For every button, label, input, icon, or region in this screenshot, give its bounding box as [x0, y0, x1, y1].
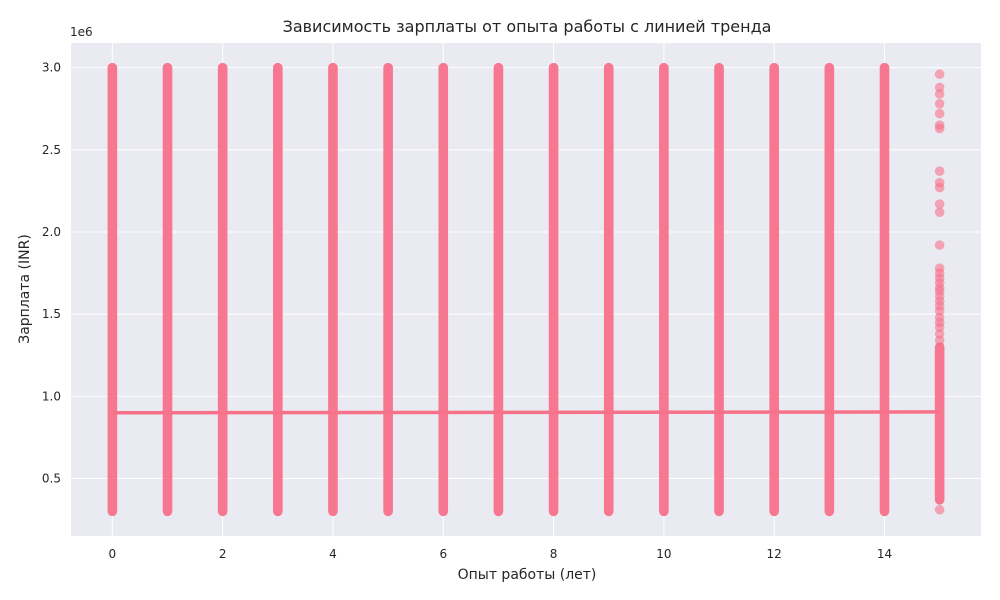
x-tick-label: 4: [329, 547, 337, 561]
scatter-point: [934, 207, 945, 218]
scatter-point: [934, 99, 945, 109]
scatter-point: [934, 322, 945, 333]
y-tick-label: 0.5: [42, 471, 61, 485]
chart-title: Зависимость зарплаты от опыта работы с л…: [283, 17, 772, 36]
y-tick-label: 2.5: [42, 143, 61, 157]
scatter-point: [934, 306, 945, 316]
x-tick-label: 6: [439, 547, 447, 561]
y-offset-label: 1e6: [70, 25, 93, 39]
trend-line-group: [112, 410, 940, 415]
x-tick-label: 2: [219, 547, 227, 561]
scatter-point: [934, 329, 945, 339]
trend-line: [112, 410, 940, 415]
y-tick-label: 1.5: [42, 307, 61, 321]
x-tick-label: 10: [656, 547, 671, 561]
scatter-point: [934, 108, 945, 119]
scatter-point: [934, 199, 945, 209]
scatter-point: [934, 123, 945, 134]
scatter-points: [107, 62, 945, 517]
y-axis-label: Зарплата (INR): [17, 234, 33, 344]
x-tick-label: 0: [109, 547, 117, 561]
y-tick-label: 3.0: [42, 61, 61, 75]
x-tick-label: 12: [767, 547, 782, 561]
scatter-point: [934, 69, 945, 80]
x-axis-label: Опыт работы (лет): [458, 567, 597, 583]
plot-background: [71, 43, 981, 536]
y-tick-label: 2.0: [42, 225, 61, 239]
scatter-point: [934, 240, 945, 250]
tick-labels: 0 2 4 6 8 10 12 14 0.5 1.0 1.5 2.0 2.5 3.0: [42, 61, 892, 561]
scatter-point: [934, 82, 945, 93]
scatter-point: [934, 335, 945, 346]
scatter-point: [934, 182, 945, 193]
y-tick-label: 1.0: [42, 389, 61, 403]
scatter-point: [934, 166, 945, 176]
scatter-point: [934, 504, 945, 515]
x-tick-label: 8: [550, 547, 558, 561]
x-tick-label: 14: [877, 547, 892, 561]
scatter-point: [934, 89, 945, 99]
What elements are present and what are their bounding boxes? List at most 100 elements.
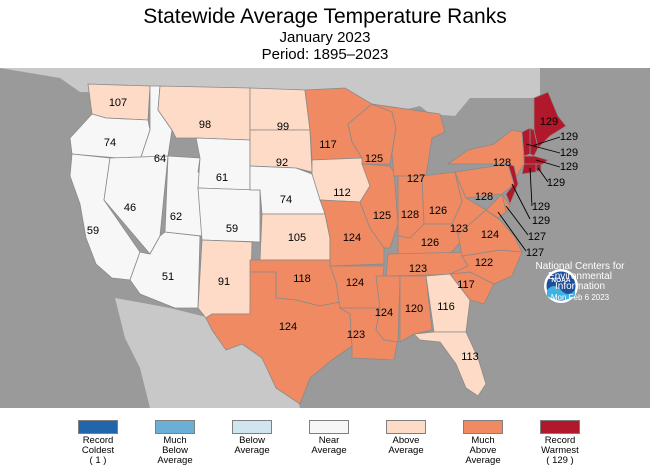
◇ ◇ ◇ ◇
Copy the records word for word, from the line containing "x-tick-label: 4: [329, 547, 337, 561]" through the end of the records, with both ends included. Leave the pictures out.

x-tick-label: 4: [329, 547, 337, 561]
scatter-point: [934, 207, 945, 218]
scatter-point: [934, 99, 945, 109]
scatter-point: [934, 322, 945, 333]
y-tick-label: 0.5: [42, 471, 61, 485]
chart-title: Зависимость зарплаты от опыта работы с л…: [283, 17, 772, 36]
y-tick-label: 2.5: [42, 143, 61, 157]
scatter-point: [934, 306, 945, 316]
x-tick-label: 6: [439, 547, 447, 561]
y-offset-label: 1e6: [70, 25, 93, 39]
trend-line-group: [112, 410, 940, 415]
x-tick-label: 2: [219, 547, 227, 561]
scatter-point: [934, 329, 945, 339]
trend-line: [112, 410, 940, 415]
y-tick-label: 1.5: [42, 307, 61, 321]
x-tick-label: 10: [656, 547, 671, 561]
scatter-point: [934, 108, 945, 119]
scatter-point: [934, 199, 945, 209]
scatter-point: [934, 123, 945, 134]
scatter-points: [107, 62, 945, 517]
y-axis-label: Зарплата (INR): [17, 234, 33, 344]
x-tick-label: 0: [109, 547, 117, 561]
y-tick-label: 3.0: [42, 61, 61, 75]
x-tick-label: 12: [767, 547, 782, 561]
scatter-point: [934, 69, 945, 80]
x-axis-label: Опыт работы (лет): [458, 567, 597, 583]
plot-background: [71, 43, 981, 536]
y-tick-label: 2.0: [42, 225, 61, 239]
scatter-point: [934, 240, 945, 250]
tick-labels: 0 2 4 6 8 10 12 14 0.5 1.0 1.5 2.0 2.5 3.0: [42, 61, 892, 561]
scatter-point: [934, 82, 945, 93]
scatter-point: [934, 335, 945, 346]
scatter-point: [934, 182, 945, 193]
y-tick-label: 1.0: [42, 389, 61, 403]
scatter-point: [934, 166, 945, 176]
scatter-point: [934, 504, 945, 515]
x-tick-label: 8: [550, 547, 558, 561]
x-tick-label: 14: [877, 547, 892, 561]
scatter-point: [934, 89, 945, 99]
What elements are present and what are their bounding boxes? List at most 100 elements.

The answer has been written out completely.